**Given instruction:** Repeat every record below exactly, but leave out any pictures.

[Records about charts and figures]
◆ ◆ ◆ ◆ ◆ ◆ ◆

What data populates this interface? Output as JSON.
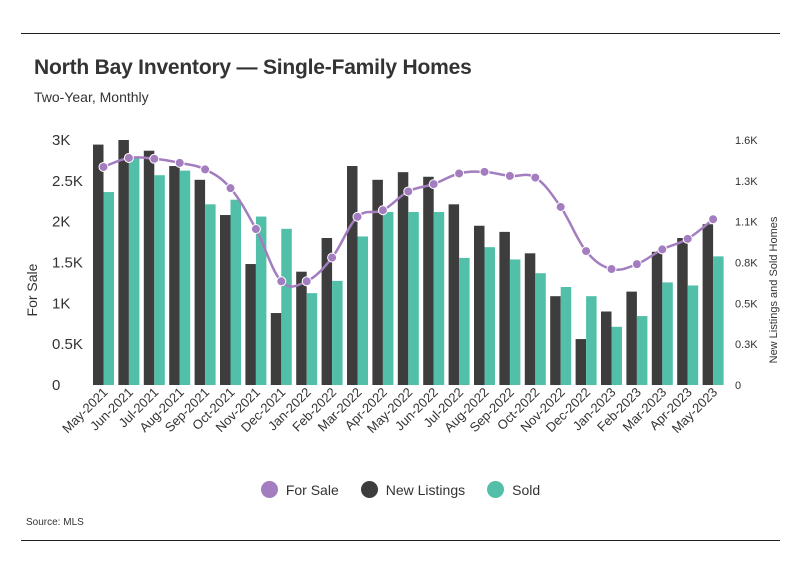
{
  "header": {
    "title": "North Bay Inventory — Single-Family Homes",
    "subtitle": "Two-Year, Monthly"
  },
  "footer": {
    "source": "Source:  MLS"
  },
  "colors": {
    "for_sale": "#a37dbf",
    "new_listings": "#3d3d3d",
    "sold": "#52bfa9",
    "text": "#333333",
    "rule": "#222222"
  },
  "chart_data": {
    "type": "bar",
    "title": "North Bay Inventory — Single-Family Homes",
    "subtitle": "Two-Year, Monthly",
    "categories": [
      "May-2021",
      "Jun-2021",
      "Jul-2021",
      "Aug-2021",
      "Sep-2021",
      "Oct-2021",
      "Nov-2021",
      "Dec-2021",
      "Jan-2022",
      "Feb-2022",
      "Mar-2022",
      "Apr-2022",
      "May-2022",
      "Jun-2022",
      "Jul-2022",
      "Aug-2022",
      "Sep-2022",
      "Oct-2022",
      "Nov-2022",
      "Dec-2022",
      "Jan-2023",
      "Feb-2023",
      "Mar-2023",
      "Apr-2023",
      "May-2023"
    ],
    "y_left": {
      "label": "For Sale",
      "ticks": [
        "0",
        "0.5K",
        "1K",
        "1.5K",
        "2K",
        "2.5K",
        "3K"
      ],
      "range": [
        0,
        3000
      ]
    },
    "y_right": {
      "label": "New Listings and Sold Homes",
      "ticks": [
        "0",
        "0.3K",
        "0.5K",
        "0.8K",
        "1.1K",
        "1.3K",
        "1.6K"
      ],
      "range": [
        0,
        1600
      ]
    },
    "series": [
      {
        "name": "New Listings",
        "type": "bar",
        "axis": "right",
        "values": [
          1570,
          1600,
          1530,
          1430,
          1340,
          1110,
          790,
          470,
          740,
          960,
          1430,
          1340,
          1390,
          1360,
          1180,
          1040,
          1000,
          860,
          580,
          300,
          480,
          610,
          870,
          960,
          1050
        ]
      },
      {
        "name": "Sold",
        "type": "bar",
        "axis": "right",
        "values": [
          1260,
          1490,
          1370,
          1400,
          1180,
          1210,
          1100,
          1020,
          600,
          680,
          970,
          1130,
          1130,
          1130,
          830,
          900,
          820,
          730,
          640,
          580,
          380,
          450,
          670,
          650,
          840
        ]
      },
      {
        "name": "For Sale",
        "type": "line",
        "axis": "left",
        "values": [
          2670,
          2780,
          2770,
          2720,
          2640,
          2410,
          1910,
          1270,
          1270,
          1560,
          2060,
          2140,
          2370,
          2460,
          2590,
          2610,
          2560,
          2540,
          2180,
          1640,
          1420,
          1480,
          1660,
          1790,
          2030
        ]
      }
    ],
    "legend": [
      "For Sale",
      "New Listings",
      "Sold"
    ],
    "legend_position": "bottom-center",
    "grid": false
  }
}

◆ ◆ ◆ ◆ ◆ ◆ ◆

**The completed task:**
What data populates this interface? Output as JSON.
{
  "header": {
    "title": "North Bay Inventory — Single-Family Homes",
    "subtitle": "Two-Year, Monthly"
  },
  "footer": {
    "source": "Source:  MLS"
  },
  "colors": {
    "for_sale": "#a37dbf",
    "new_listings": "#3d3d3d",
    "sold": "#52bfa9",
    "text": "#333333",
    "rule": "#222222"
  },
  "chart_data": {
    "type": "bar",
    "title": "North Bay Inventory — Single-Family Homes",
    "subtitle": "Two-Year, Monthly",
    "categories": [
      "May-2021",
      "Jun-2021",
      "Jul-2021",
      "Aug-2021",
      "Sep-2021",
      "Oct-2021",
      "Nov-2021",
      "Dec-2021",
      "Jan-2022",
      "Feb-2022",
      "Mar-2022",
      "Apr-2022",
      "May-2022",
      "Jun-2022",
      "Jul-2022",
      "Aug-2022",
      "Sep-2022",
      "Oct-2022",
      "Nov-2022",
      "Dec-2022",
      "Jan-2023",
      "Feb-2023",
      "Mar-2023",
      "Apr-2023",
      "May-2023"
    ],
    "y_left": {
      "label": "For Sale",
      "ticks": [
        "0",
        "0.5K",
        "1K",
        "1.5K",
        "2K",
        "2.5K",
        "3K"
      ],
      "range": [
        0,
        3000
      ]
    },
    "y_right": {
      "label": "New Listings and Sold Homes",
      "ticks": [
        "0",
        "0.3K",
        "0.5K",
        "0.8K",
        "1.1K",
        "1.3K",
        "1.6K"
      ],
      "range": [
        0,
        1600
      ]
    },
    "series": [
      {
        "name": "New Listings",
        "type": "bar",
        "axis": "right",
        "values": [
          1570,
          1600,
          1530,
          1430,
          1340,
          1110,
          790,
          470,
          740,
          960,
          1430,
          1340,
          1390,
          1360,
          1180,
          1040,
          1000,
          860,
          580,
          300,
          480,
          610,
          870,
          960,
          1050
        ]
      },
      {
        "name": "Sold",
        "type": "bar",
        "axis": "right",
        "values": [
          1260,
          1490,
          1370,
          1400,
          1180,
          1210,
          1100,
          1020,
          600,
          680,
          970,
          1130,
          1130,
          1130,
          830,
          900,
          820,
          730,
          640,
          580,
          380,
          450,
          670,
          650,
          840
        ]
      },
      {
        "name": "For Sale",
        "type": "line",
        "axis": "left",
        "values": [
          2670,
          2780,
          2770,
          2720,
          2640,
          2410,
          1910,
          1270,
          1270,
          1560,
          2060,
          2140,
          2370,
          2460,
          2590,
          2610,
          2560,
          2540,
          2180,
          1640,
          1420,
          1480,
          1660,
          1790,
          2030
        ]
      }
    ],
    "legend": [
      "For Sale",
      "New Listings",
      "Sold"
    ],
    "legend_position": "bottom-center",
    "grid": false
  }
}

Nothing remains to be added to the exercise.